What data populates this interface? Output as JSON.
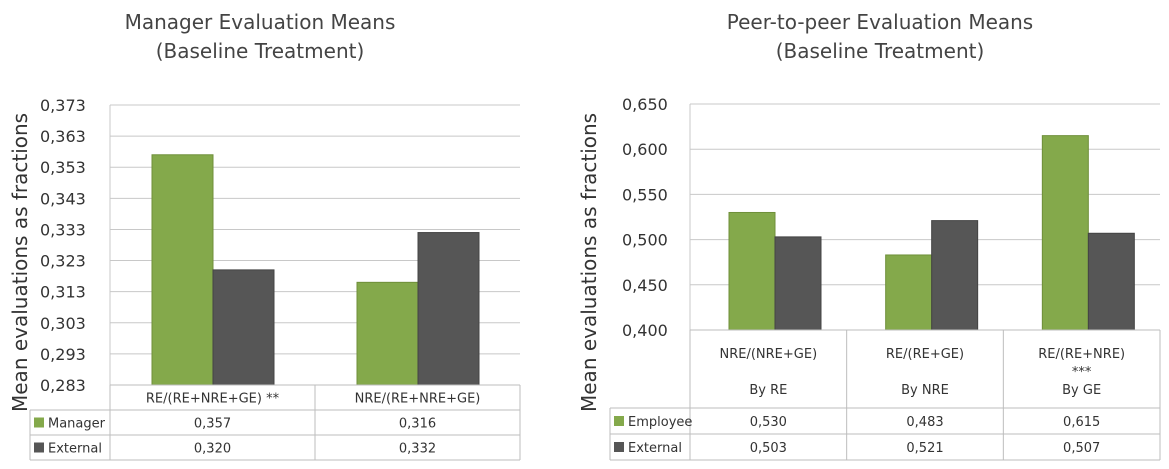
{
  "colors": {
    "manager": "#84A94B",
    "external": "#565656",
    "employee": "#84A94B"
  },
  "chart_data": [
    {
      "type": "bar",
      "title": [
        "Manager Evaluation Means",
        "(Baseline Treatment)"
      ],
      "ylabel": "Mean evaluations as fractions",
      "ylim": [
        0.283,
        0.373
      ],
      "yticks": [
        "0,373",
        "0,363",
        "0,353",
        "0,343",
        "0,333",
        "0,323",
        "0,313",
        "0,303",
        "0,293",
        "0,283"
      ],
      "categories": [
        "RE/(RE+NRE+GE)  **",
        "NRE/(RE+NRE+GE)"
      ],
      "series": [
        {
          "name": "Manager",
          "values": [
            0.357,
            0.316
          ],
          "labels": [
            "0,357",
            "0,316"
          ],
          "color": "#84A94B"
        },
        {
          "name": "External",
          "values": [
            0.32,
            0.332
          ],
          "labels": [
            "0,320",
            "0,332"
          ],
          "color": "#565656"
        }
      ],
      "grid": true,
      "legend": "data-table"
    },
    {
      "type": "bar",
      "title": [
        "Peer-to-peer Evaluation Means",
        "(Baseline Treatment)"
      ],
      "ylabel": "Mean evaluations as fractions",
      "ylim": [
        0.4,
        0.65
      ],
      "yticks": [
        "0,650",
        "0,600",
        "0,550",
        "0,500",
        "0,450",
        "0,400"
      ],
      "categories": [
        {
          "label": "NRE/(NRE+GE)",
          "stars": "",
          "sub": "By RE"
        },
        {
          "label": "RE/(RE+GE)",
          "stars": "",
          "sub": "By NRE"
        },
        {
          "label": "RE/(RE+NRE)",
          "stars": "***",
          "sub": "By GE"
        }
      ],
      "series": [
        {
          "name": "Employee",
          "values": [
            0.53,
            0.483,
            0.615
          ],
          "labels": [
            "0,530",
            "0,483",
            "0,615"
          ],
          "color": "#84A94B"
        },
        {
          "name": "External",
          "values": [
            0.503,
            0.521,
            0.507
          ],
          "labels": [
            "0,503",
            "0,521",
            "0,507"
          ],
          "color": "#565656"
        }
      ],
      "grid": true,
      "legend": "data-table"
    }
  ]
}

*****

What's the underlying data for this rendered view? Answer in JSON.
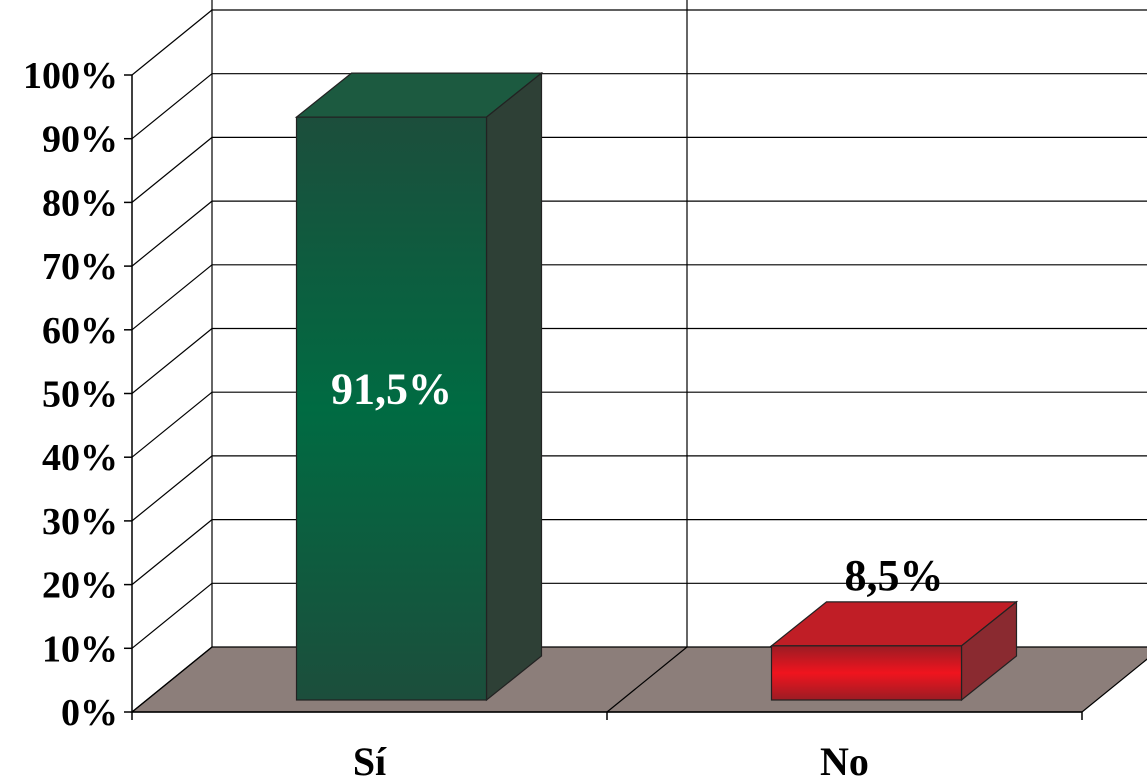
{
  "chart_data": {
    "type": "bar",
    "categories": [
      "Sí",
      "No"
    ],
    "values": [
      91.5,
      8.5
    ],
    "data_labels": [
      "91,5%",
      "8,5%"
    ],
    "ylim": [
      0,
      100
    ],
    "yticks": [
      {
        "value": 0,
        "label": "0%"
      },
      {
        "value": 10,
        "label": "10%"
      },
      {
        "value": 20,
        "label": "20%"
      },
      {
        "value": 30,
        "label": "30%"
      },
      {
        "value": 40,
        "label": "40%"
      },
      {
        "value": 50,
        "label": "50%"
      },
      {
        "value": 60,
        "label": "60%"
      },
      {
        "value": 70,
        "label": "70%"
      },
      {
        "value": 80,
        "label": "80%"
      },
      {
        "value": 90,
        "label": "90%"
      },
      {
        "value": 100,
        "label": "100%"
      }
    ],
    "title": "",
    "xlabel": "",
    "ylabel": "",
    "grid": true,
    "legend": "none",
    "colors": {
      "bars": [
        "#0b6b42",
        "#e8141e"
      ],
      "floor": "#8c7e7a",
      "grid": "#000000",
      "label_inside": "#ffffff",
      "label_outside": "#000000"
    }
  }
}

*****

▸ EXERCISE REQUIREMENTS
Copy every line of the records above that contains "this".

▸ OUTPUT
What data populates this interface? Output as JSON.
What's the underlying data for this rendered view? Answer in JSON.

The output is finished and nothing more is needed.